_EXERCISE INSTRUCTIONS_
Repeat the entire listing exactly as written.

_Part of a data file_
● ● ● ● ●
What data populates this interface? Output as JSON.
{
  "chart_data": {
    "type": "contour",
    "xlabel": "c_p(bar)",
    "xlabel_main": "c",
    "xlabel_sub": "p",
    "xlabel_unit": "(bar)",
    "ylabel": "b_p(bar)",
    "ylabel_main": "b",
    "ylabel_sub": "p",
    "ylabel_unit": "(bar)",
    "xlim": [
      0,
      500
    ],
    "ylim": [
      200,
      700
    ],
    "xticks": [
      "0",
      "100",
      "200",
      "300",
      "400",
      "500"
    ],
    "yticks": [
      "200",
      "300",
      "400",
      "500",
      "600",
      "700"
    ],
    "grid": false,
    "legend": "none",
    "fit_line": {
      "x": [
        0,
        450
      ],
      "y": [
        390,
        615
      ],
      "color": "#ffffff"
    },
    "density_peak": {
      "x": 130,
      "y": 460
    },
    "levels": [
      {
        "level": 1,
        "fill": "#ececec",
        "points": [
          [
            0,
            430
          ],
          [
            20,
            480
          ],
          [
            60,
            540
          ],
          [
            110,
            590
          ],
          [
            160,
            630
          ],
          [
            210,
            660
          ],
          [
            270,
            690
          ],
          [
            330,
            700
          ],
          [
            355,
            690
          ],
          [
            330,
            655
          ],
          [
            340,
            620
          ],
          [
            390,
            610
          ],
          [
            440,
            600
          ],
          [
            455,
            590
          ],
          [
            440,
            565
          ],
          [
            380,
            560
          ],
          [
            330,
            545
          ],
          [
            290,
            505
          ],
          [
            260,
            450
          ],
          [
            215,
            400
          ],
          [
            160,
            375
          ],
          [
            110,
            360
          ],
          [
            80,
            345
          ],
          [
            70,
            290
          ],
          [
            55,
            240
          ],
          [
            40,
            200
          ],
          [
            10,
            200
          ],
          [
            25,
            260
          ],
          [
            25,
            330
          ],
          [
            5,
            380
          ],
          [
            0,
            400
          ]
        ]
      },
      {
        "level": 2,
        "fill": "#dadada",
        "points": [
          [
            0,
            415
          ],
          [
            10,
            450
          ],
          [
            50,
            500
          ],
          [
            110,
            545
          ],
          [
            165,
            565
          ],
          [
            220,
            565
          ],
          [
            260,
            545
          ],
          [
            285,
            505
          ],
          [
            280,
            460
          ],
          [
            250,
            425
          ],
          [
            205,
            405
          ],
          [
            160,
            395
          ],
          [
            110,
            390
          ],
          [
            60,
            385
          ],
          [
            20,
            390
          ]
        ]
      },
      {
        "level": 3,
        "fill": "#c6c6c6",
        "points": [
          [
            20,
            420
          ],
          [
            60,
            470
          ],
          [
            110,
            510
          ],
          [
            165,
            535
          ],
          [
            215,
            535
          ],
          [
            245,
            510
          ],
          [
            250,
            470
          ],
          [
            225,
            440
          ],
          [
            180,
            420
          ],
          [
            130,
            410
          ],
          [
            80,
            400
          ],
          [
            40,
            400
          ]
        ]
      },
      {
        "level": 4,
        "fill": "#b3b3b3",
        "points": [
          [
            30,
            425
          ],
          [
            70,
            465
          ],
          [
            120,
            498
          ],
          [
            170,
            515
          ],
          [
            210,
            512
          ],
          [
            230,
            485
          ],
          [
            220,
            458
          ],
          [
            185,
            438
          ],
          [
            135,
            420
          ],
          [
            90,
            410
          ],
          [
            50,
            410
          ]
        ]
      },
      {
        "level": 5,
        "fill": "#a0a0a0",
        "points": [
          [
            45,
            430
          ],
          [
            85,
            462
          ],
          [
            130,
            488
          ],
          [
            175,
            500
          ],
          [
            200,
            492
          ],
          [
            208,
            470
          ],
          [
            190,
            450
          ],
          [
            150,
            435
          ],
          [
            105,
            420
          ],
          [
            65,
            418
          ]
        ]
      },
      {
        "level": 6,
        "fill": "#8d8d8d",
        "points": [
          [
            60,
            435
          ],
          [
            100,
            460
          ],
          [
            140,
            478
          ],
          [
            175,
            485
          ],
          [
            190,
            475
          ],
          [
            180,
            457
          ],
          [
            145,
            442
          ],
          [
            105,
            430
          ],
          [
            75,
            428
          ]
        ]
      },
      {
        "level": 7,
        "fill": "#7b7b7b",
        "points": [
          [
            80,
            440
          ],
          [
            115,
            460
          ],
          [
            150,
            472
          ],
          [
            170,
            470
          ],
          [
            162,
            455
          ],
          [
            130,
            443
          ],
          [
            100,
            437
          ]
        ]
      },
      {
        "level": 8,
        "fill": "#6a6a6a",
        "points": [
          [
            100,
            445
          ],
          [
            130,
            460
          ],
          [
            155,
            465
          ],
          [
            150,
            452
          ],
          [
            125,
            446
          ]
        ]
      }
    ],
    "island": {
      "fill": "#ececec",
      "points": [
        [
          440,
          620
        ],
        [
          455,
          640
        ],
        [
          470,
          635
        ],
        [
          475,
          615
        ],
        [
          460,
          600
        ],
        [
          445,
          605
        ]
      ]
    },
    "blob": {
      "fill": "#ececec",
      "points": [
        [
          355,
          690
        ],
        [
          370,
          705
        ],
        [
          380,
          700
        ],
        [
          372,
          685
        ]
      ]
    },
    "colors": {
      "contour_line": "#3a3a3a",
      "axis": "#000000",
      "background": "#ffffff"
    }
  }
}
● ● ● ● ●
_RESPONSE TO THIS TASK_
What data populates this interface? Output as JSON.
{
  "chart_data": {
    "type": "contour",
    "xlabel": "c_p(bar)",
    "xlabel_main": "c",
    "xlabel_sub": "p",
    "xlabel_unit": "(bar)",
    "ylabel": "b_p(bar)",
    "ylabel_main": "b",
    "ylabel_sub": "p",
    "ylabel_unit": "(bar)",
    "xlim": [
      0,
      500
    ],
    "ylim": [
      200,
      700
    ],
    "xticks": [
      "0",
      "100",
      "200",
      "300",
      "400",
      "500"
    ],
    "yticks": [
      "200",
      "300",
      "400",
      "500",
      "600",
      "700"
    ],
    "grid": false,
    "legend": "none",
    "fit_line": {
      "x": [
        0,
        450
      ],
      "y": [
        390,
        615
      ],
      "color": "#ffffff"
    },
    "density_peak": {
      "x": 130,
      "y": 460
    },
    "levels": [
      {
        "level": 1,
        "fill": "#ececec",
        "points": [
          [
            0,
            430
          ],
          [
            20,
            480
          ],
          [
            60,
            540
          ],
          [
            110,
            590
          ],
          [
            160,
            630
          ],
          [
            210,
            660
          ],
          [
            270,
            690
          ],
          [
            330,
            700
          ],
          [
            355,
            690
          ],
          [
            330,
            655
          ],
          [
            340,
            620
          ],
          [
            390,
            610
          ],
          [
            440,
            600
          ],
          [
            455,
            590
          ],
          [
            440,
            565
          ],
          [
            380,
            560
          ],
          [
            330,
            545
          ],
          [
            290,
            505
          ],
          [
            260,
            450
          ],
          [
            215,
            400
          ],
          [
            160,
            375
          ],
          [
            110,
            360
          ],
          [
            80,
            345
          ],
          [
            70,
            290
          ],
          [
            55,
            240
          ],
          [
            40,
            200
          ],
          [
            10,
            200
          ],
          [
            25,
            260
          ],
          [
            25,
            330
          ],
          [
            5,
            380
          ],
          [
            0,
            400
          ]
        ]
      },
      {
        "level": 2,
        "fill": "#dadada",
        "points": [
          [
            0,
            415
          ],
          [
            10,
            450
          ],
          [
            50,
            500
          ],
          [
            110,
            545
          ],
          [
            165,
            565
          ],
          [
            220,
            565
          ],
          [
            260,
            545
          ],
          [
            285,
            505
          ],
          [
            280,
            460
          ],
          [
            250,
            425
          ],
          [
            205,
            405
          ],
          [
            160,
            395
          ],
          [
            110,
            390
          ],
          [
            60,
            385
          ],
          [
            20,
            390
          ]
        ]
      },
      {
        "level": 3,
        "fill": "#c6c6c6",
        "points": [
          [
            20,
            420
          ],
          [
            60,
            470
          ],
          [
            110,
            510
          ],
          [
            165,
            535
          ],
          [
            215,
            535
          ],
          [
            245,
            510
          ],
          [
            250,
            470
          ],
          [
            225,
            440
          ],
          [
            180,
            420
          ],
          [
            130,
            410
          ],
          [
            80,
            400
          ],
          [
            40,
            400
          ]
        ]
      },
      {
        "level": 4,
        "fill": "#b3b3b3",
        "points": [
          [
            30,
            425
          ],
          [
            70,
            465
          ],
          [
            120,
            498
          ],
          [
            170,
            515
          ],
          [
            210,
            512
          ],
          [
            230,
            485
          ],
          [
            220,
            458
          ],
          [
            185,
            438
          ],
          [
            135,
            420
          ],
          [
            90,
            410
          ],
          [
            50,
            410
          ]
        ]
      },
      {
        "level": 5,
        "fill": "#a0a0a0",
        "points": [
          [
            45,
            430
          ],
          [
            85,
            462
          ],
          [
            130,
            488
          ],
          [
            175,
            500
          ],
          [
            200,
            492
          ],
          [
            208,
            470
          ],
          [
            190,
            450
          ],
          [
            150,
            435
          ],
          [
            105,
            420
          ],
          [
            65,
            418
          ]
        ]
      },
      {
        "level": 6,
        "fill": "#8d8d8d",
        "points": [
          [
            60,
            435
          ],
          [
            100,
            460
          ],
          [
            140,
            478
          ],
          [
            175,
            485
          ],
          [
            190,
            475
          ],
          [
            180,
            457
          ],
          [
            145,
            442
          ],
          [
            105,
            430
          ],
          [
            75,
            428
          ]
        ]
      },
      {
        "level": 7,
        "fill": "#7b7b7b",
        "points": [
          [
            80,
            440
          ],
          [
            115,
            460
          ],
          [
            150,
            472
          ],
          [
            170,
            470
          ],
          [
            162,
            455
          ],
          [
            130,
            443
          ],
          [
            100,
            437
          ]
        ]
      },
      {
        "level": 8,
        "fill": "#6a6a6a",
        "points": [
          [
            100,
            445
          ],
          [
            130,
            460
          ],
          [
            155,
            465
          ],
          [
            150,
            452
          ],
          [
            125,
            446
          ]
        ]
      }
    ],
    "island": {
      "fill": "#ececec",
      "points": [
        [
          440,
          620
        ],
        [
          455,
          640
        ],
        [
          470,
          635
        ],
        [
          475,
          615
        ],
        [
          460,
          600
        ],
        [
          445,
          605
        ]
      ]
    },
    "blob": {
      "fill": "#ececec",
      "points": [
        [
          355,
          690
        ],
        [
          370,
          705
        ],
        [
          380,
          700
        ],
        [
          372,
          685
        ]
      ]
    },
    "colors": {
      "contour_line": "#3a3a3a",
      "axis": "#000000",
      "background": "#ffffff"
    }
  }
}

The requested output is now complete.